Gather all lines in the entries below that include the word "JSON".

# # # #

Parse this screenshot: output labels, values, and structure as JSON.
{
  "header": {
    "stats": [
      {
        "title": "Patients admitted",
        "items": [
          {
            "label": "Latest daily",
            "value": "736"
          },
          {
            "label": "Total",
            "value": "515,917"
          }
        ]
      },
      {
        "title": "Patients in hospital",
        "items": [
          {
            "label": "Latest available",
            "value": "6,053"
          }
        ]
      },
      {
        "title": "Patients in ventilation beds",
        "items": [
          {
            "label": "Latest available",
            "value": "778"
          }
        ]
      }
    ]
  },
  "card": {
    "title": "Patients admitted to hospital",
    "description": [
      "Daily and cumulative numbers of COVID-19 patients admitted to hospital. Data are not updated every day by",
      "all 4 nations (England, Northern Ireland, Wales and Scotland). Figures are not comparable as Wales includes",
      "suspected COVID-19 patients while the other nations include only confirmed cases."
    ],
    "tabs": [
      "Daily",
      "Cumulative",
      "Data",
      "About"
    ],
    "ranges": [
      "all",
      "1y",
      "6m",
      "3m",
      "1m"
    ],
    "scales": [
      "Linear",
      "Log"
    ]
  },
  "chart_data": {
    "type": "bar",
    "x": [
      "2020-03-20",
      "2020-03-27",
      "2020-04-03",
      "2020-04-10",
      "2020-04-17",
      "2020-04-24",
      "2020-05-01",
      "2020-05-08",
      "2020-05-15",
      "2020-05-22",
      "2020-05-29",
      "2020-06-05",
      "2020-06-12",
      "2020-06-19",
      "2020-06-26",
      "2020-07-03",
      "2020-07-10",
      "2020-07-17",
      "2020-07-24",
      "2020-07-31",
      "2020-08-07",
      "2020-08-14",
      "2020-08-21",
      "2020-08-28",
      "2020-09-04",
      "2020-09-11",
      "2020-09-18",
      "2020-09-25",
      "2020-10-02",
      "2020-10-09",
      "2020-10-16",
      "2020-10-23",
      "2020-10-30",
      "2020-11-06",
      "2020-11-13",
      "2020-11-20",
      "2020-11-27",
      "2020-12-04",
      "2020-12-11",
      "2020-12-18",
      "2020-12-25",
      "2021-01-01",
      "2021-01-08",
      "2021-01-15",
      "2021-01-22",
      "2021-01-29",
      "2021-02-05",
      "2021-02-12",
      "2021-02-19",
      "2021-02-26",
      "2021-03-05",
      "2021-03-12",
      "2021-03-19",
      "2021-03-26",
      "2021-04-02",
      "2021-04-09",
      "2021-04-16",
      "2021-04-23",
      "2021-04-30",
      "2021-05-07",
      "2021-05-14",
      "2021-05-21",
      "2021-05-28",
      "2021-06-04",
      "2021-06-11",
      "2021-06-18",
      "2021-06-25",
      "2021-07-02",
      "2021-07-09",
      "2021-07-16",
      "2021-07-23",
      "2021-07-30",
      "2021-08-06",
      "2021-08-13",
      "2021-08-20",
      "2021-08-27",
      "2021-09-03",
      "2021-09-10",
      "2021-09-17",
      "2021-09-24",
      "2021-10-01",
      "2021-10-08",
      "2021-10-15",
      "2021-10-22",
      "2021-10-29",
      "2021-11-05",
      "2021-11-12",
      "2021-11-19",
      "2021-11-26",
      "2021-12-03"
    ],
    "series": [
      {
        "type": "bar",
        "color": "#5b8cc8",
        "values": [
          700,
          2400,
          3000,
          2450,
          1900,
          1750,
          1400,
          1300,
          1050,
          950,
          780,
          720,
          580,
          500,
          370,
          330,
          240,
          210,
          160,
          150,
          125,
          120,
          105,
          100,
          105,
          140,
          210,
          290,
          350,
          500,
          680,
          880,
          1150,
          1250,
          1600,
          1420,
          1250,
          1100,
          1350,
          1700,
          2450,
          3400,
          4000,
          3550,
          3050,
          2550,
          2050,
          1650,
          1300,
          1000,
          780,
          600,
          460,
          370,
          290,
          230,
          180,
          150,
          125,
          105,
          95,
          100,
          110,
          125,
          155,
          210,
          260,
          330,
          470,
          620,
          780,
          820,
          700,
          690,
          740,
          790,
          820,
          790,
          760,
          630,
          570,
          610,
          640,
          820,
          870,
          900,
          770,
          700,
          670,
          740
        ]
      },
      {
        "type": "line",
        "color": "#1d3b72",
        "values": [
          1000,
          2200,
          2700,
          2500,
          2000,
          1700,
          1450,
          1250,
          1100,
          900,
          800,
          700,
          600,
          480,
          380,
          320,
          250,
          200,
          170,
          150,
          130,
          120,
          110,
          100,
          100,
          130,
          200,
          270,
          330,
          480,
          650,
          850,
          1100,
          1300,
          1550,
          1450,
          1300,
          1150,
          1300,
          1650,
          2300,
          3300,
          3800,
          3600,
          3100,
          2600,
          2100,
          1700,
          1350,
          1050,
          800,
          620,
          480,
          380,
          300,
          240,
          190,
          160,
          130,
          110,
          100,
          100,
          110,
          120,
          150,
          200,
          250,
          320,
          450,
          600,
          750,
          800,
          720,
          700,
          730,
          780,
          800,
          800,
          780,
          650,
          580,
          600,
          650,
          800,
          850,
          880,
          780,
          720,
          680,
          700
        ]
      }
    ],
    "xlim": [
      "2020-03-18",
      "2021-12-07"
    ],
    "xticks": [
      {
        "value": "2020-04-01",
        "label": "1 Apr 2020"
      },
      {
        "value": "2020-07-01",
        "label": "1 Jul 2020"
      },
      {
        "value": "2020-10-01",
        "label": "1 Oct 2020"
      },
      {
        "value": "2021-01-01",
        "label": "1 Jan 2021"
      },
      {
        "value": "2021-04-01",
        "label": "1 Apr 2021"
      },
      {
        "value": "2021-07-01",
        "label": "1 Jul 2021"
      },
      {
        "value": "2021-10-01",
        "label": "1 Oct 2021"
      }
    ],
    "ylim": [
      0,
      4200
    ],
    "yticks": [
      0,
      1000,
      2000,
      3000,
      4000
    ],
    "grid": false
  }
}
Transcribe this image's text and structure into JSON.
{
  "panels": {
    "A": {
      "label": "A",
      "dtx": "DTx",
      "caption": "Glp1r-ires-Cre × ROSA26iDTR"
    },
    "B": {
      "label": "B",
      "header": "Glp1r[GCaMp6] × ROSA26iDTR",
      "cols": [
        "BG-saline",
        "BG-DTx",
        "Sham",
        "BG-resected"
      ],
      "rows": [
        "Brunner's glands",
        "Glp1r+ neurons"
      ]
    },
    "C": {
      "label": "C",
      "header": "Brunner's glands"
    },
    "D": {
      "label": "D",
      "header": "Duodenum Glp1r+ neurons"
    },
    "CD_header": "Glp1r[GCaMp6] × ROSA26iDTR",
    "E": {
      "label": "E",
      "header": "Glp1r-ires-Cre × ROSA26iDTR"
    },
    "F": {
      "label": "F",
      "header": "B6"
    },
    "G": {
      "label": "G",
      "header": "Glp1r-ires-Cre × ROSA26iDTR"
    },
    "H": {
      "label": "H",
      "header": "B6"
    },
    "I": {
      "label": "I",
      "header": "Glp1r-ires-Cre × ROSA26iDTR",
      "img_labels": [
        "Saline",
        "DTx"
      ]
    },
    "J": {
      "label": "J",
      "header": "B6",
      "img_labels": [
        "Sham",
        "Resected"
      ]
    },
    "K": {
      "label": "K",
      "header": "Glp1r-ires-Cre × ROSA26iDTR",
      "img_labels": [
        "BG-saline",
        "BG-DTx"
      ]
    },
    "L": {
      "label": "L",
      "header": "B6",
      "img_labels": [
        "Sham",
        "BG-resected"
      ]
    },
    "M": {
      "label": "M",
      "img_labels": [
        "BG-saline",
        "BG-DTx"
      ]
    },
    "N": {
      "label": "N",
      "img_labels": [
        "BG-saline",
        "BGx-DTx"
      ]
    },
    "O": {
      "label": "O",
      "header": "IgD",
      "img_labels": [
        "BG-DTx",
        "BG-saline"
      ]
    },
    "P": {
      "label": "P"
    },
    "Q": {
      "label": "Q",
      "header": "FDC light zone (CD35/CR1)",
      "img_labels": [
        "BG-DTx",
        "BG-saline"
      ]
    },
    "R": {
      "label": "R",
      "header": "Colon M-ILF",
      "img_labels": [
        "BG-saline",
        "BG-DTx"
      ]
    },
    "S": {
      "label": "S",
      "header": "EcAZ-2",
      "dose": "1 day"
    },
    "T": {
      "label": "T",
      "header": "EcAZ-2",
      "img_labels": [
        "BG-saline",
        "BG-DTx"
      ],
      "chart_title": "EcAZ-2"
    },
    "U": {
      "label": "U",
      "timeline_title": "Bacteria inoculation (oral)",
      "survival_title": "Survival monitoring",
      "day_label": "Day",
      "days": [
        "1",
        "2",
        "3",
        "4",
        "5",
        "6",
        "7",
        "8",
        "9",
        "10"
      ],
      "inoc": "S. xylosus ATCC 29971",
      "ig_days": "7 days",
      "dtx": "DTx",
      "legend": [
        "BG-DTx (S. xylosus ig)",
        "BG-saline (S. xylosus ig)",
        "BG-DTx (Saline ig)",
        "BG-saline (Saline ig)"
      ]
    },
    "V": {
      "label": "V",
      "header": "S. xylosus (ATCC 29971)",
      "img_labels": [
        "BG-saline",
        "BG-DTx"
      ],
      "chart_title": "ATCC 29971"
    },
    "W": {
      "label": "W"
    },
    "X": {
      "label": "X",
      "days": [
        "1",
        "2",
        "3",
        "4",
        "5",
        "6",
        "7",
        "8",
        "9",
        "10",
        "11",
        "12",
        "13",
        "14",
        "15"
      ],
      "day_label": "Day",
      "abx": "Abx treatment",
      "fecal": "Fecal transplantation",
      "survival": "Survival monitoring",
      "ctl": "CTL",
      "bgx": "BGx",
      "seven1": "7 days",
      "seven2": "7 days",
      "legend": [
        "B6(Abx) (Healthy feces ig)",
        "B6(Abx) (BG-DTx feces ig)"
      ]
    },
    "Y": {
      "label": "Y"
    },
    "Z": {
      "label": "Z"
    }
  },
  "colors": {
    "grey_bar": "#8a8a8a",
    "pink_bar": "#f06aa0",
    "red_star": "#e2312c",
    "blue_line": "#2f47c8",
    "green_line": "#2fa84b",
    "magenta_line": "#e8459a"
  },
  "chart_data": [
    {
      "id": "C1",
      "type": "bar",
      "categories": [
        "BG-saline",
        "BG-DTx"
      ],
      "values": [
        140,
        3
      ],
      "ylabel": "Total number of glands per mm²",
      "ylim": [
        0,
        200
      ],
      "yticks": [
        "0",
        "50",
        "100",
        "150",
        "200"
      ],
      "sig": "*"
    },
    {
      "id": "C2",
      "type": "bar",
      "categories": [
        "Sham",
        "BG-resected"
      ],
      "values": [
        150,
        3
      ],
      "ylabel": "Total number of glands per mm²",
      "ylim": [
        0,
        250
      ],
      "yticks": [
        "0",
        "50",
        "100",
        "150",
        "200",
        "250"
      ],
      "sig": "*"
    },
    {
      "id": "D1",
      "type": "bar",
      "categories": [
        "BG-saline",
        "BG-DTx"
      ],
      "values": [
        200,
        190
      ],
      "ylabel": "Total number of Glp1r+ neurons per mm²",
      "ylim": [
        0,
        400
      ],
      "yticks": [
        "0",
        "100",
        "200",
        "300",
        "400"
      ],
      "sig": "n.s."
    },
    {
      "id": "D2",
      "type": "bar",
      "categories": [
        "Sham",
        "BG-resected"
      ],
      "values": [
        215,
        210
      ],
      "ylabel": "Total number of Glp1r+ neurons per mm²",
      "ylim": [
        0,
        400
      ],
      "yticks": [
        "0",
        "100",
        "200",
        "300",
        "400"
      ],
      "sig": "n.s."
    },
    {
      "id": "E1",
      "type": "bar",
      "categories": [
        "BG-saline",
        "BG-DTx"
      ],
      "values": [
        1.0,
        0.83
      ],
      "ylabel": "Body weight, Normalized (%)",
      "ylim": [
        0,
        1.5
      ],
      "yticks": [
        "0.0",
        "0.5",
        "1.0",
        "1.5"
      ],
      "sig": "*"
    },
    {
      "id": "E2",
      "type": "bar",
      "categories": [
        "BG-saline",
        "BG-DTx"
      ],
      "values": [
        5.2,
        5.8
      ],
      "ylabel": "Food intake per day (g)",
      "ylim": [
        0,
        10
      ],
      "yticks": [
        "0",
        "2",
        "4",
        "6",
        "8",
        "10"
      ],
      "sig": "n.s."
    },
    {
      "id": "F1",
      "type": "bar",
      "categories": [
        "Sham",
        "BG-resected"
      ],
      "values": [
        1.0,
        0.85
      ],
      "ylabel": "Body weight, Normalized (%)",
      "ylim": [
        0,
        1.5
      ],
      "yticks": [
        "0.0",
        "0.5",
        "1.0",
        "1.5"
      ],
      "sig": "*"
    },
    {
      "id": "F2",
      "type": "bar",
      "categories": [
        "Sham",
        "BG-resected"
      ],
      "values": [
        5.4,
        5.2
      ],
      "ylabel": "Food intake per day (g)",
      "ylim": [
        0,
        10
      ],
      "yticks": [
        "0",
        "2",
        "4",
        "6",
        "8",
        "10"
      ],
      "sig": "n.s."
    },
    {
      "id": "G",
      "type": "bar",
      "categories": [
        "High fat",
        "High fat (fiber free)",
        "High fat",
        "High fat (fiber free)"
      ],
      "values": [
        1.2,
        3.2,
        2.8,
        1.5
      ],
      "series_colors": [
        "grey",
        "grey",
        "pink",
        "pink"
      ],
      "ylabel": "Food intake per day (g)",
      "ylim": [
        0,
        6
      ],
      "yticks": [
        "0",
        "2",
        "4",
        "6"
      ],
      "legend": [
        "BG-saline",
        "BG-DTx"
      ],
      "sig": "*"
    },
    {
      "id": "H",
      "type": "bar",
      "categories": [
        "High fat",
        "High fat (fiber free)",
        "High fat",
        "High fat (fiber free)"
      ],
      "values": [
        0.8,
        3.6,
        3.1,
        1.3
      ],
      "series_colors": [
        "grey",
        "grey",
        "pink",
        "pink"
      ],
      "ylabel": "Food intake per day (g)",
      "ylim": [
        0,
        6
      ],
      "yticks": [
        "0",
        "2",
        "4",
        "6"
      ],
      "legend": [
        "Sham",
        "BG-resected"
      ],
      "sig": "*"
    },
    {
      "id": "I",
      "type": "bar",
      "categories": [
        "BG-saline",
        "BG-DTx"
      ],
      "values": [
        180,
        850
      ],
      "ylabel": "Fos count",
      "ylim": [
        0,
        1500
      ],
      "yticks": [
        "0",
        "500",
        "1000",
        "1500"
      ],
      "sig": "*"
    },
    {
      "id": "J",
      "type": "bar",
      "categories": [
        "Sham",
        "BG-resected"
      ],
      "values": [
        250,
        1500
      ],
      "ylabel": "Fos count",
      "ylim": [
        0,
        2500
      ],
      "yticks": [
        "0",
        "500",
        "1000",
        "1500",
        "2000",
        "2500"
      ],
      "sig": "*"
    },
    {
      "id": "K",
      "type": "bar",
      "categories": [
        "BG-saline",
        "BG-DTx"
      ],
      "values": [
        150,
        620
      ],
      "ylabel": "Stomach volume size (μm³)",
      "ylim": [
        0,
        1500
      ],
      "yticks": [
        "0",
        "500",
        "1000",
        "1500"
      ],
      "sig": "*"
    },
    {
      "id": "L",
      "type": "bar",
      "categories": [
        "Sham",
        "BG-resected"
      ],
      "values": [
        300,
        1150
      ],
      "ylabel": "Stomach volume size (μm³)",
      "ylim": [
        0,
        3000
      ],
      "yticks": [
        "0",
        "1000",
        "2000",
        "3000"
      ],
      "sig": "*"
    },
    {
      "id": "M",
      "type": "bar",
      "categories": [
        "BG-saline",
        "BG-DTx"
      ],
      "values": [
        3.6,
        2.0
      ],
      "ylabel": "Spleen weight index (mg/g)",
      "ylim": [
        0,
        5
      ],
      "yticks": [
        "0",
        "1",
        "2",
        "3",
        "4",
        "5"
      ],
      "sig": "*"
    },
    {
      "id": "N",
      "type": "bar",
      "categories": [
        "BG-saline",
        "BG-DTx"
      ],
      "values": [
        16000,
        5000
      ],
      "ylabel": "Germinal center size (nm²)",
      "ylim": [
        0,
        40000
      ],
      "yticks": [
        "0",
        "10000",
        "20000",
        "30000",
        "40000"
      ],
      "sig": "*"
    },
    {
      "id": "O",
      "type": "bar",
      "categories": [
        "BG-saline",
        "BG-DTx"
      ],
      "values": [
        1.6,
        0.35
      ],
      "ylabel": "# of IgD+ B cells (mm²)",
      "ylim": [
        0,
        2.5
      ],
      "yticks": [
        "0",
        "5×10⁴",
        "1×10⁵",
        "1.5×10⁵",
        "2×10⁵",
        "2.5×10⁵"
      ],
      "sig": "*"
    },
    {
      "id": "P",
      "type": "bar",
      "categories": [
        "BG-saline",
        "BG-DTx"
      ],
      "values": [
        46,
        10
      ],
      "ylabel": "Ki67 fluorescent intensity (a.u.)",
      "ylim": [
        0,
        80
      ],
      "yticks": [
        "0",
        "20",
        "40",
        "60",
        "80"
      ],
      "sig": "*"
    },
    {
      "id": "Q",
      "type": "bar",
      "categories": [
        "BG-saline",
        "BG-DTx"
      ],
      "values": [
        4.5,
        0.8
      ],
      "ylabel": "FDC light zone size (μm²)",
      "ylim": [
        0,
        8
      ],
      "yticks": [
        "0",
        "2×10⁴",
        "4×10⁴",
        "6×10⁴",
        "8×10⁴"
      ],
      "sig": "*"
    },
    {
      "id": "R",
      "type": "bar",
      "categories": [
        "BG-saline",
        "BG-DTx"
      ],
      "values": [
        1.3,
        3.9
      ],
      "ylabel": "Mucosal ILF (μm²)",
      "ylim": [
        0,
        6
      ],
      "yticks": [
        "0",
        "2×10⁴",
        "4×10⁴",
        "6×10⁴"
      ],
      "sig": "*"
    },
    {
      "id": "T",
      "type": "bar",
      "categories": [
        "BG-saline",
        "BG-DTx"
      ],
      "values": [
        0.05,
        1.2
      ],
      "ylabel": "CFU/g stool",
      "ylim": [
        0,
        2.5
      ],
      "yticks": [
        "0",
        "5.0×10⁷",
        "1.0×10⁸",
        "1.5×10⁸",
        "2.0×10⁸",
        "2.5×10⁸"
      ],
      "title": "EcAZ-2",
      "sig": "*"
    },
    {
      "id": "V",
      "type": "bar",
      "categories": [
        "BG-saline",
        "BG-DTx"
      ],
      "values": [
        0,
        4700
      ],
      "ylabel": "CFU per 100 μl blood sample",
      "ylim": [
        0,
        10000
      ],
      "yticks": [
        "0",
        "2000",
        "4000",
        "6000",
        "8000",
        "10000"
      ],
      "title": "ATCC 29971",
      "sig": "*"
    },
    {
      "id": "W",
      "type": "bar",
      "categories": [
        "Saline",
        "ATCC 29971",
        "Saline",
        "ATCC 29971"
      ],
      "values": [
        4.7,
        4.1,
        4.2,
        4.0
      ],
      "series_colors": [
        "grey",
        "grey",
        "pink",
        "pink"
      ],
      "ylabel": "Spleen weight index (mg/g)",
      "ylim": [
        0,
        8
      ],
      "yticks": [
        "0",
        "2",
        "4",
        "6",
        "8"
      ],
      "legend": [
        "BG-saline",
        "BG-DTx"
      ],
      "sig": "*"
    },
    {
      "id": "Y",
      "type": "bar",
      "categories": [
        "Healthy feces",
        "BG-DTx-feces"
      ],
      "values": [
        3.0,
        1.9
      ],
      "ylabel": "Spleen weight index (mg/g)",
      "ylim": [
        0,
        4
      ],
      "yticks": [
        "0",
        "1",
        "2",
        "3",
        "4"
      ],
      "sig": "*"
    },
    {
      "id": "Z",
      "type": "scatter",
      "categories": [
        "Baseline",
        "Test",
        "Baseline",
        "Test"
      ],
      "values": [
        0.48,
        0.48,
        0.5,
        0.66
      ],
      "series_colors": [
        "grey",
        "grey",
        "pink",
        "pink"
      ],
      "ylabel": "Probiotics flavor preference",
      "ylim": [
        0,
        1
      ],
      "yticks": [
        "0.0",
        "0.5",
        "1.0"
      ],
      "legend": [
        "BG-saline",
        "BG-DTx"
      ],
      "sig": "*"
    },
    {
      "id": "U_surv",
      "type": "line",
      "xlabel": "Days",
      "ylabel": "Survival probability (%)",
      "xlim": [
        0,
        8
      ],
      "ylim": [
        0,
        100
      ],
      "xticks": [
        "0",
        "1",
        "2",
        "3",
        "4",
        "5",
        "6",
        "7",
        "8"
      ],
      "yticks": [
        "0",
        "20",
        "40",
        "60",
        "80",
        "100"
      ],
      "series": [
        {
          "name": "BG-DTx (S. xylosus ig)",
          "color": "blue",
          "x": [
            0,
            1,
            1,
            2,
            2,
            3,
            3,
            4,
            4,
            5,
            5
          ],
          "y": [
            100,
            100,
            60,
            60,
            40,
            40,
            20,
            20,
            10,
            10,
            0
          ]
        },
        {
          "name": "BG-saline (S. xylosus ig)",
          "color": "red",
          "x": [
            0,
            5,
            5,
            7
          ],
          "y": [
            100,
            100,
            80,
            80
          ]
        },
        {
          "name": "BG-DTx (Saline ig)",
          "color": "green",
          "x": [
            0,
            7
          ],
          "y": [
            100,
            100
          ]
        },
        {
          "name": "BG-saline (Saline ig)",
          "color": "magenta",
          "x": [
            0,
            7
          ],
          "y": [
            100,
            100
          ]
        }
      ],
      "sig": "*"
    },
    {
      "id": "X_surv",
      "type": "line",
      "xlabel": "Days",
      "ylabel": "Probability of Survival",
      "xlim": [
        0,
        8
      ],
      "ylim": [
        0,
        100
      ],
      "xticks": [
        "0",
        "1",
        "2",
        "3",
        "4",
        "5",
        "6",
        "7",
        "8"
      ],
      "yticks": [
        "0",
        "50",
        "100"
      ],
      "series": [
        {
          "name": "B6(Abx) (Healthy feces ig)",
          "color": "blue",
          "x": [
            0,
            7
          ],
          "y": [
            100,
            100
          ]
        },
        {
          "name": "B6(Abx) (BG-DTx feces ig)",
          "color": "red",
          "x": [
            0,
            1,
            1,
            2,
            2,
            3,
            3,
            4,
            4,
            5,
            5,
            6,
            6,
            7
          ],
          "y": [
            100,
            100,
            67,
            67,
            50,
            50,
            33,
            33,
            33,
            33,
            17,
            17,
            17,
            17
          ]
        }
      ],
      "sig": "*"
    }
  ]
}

# # # #

*Response box:*
Parse this screenshot: output labels, values, and structure as JSON.
Transcribe this image's text and structure into JSON.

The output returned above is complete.